_TO BE DONE_
Examine the material below. Gather every line in which the string "legend" appears.

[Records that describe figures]
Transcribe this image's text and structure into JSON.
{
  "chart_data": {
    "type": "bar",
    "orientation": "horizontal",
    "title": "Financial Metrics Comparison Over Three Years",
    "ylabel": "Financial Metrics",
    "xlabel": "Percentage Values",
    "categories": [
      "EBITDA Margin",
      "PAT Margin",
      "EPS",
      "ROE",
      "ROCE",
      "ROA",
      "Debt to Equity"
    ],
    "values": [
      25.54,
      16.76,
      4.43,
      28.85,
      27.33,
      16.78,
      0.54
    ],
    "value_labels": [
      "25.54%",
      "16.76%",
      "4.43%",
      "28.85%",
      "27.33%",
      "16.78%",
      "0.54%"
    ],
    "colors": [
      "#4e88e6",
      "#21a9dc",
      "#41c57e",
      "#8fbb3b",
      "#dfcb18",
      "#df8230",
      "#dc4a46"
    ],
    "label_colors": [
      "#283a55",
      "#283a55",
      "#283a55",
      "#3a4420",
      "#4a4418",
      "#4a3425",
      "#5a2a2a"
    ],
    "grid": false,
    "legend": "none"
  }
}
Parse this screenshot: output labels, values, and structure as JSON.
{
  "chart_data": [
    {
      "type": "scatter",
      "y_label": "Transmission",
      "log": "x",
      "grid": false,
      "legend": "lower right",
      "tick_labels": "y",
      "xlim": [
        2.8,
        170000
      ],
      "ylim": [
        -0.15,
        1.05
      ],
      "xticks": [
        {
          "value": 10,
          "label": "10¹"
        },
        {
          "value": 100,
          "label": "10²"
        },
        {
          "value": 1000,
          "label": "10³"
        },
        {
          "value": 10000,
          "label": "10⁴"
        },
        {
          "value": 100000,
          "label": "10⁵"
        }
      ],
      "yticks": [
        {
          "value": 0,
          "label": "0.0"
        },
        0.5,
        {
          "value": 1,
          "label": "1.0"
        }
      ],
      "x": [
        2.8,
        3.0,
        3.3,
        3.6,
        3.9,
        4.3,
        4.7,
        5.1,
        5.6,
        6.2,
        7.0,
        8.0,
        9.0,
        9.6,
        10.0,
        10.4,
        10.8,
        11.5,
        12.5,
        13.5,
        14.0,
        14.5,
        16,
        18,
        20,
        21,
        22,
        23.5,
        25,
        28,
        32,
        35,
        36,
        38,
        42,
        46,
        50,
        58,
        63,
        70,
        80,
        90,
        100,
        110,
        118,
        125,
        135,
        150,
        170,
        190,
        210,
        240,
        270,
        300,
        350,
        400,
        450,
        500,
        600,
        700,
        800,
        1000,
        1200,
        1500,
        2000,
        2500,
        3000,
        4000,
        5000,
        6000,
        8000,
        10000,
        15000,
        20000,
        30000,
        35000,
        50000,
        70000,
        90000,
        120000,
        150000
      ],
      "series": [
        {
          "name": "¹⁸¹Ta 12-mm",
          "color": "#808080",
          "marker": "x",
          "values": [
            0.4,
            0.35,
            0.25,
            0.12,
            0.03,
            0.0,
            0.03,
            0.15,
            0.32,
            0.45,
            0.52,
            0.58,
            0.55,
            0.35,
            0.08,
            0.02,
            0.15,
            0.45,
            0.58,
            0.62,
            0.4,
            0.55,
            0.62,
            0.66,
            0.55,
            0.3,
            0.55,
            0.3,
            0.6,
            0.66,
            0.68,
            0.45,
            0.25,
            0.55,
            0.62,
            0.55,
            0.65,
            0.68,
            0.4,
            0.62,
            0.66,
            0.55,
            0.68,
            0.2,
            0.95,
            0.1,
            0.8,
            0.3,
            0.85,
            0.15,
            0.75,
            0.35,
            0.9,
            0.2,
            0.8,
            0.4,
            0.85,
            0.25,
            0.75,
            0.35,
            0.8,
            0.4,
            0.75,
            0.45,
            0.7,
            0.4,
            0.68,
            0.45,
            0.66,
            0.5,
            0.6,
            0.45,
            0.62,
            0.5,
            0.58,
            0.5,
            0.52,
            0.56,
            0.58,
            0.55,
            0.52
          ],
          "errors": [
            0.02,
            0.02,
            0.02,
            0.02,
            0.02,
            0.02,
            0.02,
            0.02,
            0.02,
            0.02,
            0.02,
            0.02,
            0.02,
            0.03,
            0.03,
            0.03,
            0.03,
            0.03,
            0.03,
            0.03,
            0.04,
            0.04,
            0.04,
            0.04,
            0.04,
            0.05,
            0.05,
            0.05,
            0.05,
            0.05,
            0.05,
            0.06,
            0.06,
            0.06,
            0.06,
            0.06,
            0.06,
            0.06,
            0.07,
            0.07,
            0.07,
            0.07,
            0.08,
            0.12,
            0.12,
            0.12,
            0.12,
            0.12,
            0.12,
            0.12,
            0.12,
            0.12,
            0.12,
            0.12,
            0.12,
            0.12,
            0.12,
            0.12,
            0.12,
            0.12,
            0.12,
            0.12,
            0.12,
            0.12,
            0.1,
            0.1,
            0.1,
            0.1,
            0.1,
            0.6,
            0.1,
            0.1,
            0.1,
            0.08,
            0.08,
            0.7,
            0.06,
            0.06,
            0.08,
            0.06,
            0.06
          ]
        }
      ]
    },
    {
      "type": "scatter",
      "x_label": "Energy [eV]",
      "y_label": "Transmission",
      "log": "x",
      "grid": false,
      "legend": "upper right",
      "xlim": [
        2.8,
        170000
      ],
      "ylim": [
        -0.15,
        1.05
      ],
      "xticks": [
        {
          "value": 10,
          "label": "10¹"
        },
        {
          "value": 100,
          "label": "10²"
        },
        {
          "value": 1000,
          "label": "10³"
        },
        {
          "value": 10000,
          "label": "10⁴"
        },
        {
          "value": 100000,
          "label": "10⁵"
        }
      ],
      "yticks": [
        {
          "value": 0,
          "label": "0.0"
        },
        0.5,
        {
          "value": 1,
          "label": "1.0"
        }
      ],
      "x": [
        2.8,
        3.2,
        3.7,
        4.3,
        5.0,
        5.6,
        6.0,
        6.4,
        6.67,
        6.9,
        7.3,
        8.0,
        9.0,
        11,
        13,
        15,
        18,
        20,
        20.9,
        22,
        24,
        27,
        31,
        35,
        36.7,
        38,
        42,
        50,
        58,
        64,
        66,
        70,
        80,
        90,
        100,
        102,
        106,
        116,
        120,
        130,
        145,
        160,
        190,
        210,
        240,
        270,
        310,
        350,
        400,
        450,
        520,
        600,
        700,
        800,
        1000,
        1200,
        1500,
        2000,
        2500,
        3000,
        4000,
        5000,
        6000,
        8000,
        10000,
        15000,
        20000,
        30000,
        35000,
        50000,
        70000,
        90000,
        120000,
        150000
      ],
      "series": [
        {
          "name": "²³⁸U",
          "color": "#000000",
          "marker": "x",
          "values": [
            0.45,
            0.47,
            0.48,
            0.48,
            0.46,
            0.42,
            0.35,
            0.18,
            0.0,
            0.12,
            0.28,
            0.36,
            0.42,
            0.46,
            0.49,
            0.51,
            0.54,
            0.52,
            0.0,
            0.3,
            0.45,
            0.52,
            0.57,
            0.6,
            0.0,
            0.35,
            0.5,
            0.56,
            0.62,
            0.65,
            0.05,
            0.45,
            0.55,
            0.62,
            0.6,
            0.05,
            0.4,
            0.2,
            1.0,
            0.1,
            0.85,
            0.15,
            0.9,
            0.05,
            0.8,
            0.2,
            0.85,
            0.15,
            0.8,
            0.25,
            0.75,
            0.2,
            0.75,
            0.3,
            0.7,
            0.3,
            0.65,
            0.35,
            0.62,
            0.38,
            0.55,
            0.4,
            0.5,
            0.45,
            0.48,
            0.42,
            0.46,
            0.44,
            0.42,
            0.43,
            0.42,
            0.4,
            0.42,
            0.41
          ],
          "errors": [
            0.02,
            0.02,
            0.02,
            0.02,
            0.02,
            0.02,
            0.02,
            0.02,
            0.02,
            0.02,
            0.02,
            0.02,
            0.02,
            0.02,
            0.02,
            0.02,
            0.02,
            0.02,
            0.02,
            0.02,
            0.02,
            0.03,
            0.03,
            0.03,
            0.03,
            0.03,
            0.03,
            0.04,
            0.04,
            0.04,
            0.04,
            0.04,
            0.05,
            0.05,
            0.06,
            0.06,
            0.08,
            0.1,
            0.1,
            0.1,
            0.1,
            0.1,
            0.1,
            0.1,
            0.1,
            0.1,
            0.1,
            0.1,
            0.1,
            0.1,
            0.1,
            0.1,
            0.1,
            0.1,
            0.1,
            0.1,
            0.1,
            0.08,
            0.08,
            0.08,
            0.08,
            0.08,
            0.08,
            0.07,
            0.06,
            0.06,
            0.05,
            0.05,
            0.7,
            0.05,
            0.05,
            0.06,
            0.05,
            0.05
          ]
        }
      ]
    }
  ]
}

_OUTPUT FOR THIS TASK_
    "legend": "none"
      "legend": "lower right",
      "legend": "upper right",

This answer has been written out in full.